**TASK REQUIREMENTS**
Copy every entry precisely.

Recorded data
+-------+

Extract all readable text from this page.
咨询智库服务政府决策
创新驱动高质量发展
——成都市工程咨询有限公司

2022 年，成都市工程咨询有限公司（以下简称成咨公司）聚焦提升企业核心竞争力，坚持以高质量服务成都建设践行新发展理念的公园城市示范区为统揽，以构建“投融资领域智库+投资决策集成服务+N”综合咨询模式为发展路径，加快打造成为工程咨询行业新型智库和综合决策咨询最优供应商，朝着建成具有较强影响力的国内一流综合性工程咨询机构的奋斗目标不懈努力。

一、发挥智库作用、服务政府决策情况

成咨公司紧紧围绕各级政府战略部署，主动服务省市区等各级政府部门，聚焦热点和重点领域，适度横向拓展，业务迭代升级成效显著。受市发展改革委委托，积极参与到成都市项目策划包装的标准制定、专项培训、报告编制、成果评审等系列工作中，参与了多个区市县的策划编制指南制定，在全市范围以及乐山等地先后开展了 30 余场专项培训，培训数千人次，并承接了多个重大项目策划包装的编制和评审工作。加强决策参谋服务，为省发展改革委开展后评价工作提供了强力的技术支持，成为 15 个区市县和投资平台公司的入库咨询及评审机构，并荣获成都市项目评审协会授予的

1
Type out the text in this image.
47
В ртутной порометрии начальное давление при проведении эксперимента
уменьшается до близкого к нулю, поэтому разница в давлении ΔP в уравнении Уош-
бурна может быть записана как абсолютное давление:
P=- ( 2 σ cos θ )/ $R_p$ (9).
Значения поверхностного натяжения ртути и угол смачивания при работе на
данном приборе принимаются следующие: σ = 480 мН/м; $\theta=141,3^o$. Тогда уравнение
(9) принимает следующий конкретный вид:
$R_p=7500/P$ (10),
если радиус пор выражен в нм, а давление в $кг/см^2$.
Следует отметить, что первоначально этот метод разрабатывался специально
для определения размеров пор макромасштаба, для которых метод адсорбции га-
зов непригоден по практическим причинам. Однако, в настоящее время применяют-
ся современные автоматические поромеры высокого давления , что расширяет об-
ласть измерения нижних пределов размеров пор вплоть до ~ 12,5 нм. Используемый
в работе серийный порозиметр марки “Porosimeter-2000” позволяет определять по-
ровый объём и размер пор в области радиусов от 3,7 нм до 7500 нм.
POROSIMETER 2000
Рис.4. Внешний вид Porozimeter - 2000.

+-------+

**ANSWER FOR THIS EXERCISE**
Extract all readable text from this page.
咨询智库服务政府决策
创新驱动高质量发展
——成都市工程咨询有限公司

2022 年，成都市工程咨询有限公司（以下简称成咨公司）聚焦提升企业核心竞争力，坚持以高质量服务成都建设践行新发展理念的公园城市示范区为统揽，以构建“投融资领域智库+投资决策集成服务+N”综合咨询模式为发展路径，加快打造成为工程咨询行业新型智库和综合决策咨询最优供应商，朝着建成具有较强影响力的国内一流综合性工程咨询机构的奋斗目标不懈努力。

一、发挥智库作用、服务政府决策情况

成咨公司紧紧围绕各级政府战略部署，主动服务省市区等各级政府部门，聚焦热点和重点领域，适度横向拓展，业务迭代升级成效显著。受市发展改革委委托，积极参与到成都市项目策划包装的标准制定、专项培训、报告编制、成果评审等系列工作中，参与了多个区市县的策划编制指南制定，在全市范围以及乐山等地先后开展了 30 余场专项培训，培训数千人次，并承接了多个重大项目策划包装的编制和评审工作。加强决策参谋服务，为省发展改革委开展后评价工作提供了强力的技术支持，成为 15 个区市县和投资平台公司的入库咨询及评审机构，并荣获成都市项目评审协会授予的

1
Type out the text in this image.
47
В ртутной порометрии начальное давление при проведении эксперимента
уменьшается до близкого к нулю, поэтому разница в давлении ΔP в уравнении Уош-
бурна может быть записана как абсолютное давление:
P=- ( 2 σ cos θ )/ $R_p$ (9).
Значения поверхностного натяжения ртути и угол смачивания при работе на
данном приборе принимаются следующие: σ = 480 мН/м; $\theta=141,3^o$. Тогда уравнение
(9) принимает следующий конкретный вид:
$R_p=7500/P$ (10),
если радиус пор выражен в нм, а давление в $кг/см^2$.
Следует отметить, что первоначально этот метод разрабатывался специально
для определения размеров пор макромасштаба, для которых метод адсорбции га-
зов непригоден по практическим причинам. Однако, в настоящее время применяют-
ся современные автоматические поромеры высокого давления , что расширяет об-
ласть измерения нижних пределов размеров пор вплоть до ~ 12,5 нм. Используемый
в работе серийный порозиметр марки “Porosimeter-2000” позволяет определять по-
ровый объём и размер пор в области радиусов от 3,7 нм до 7500 нм.
POROSIMETER 2000
Рис.4. Внешний вид Porozimeter - 2000.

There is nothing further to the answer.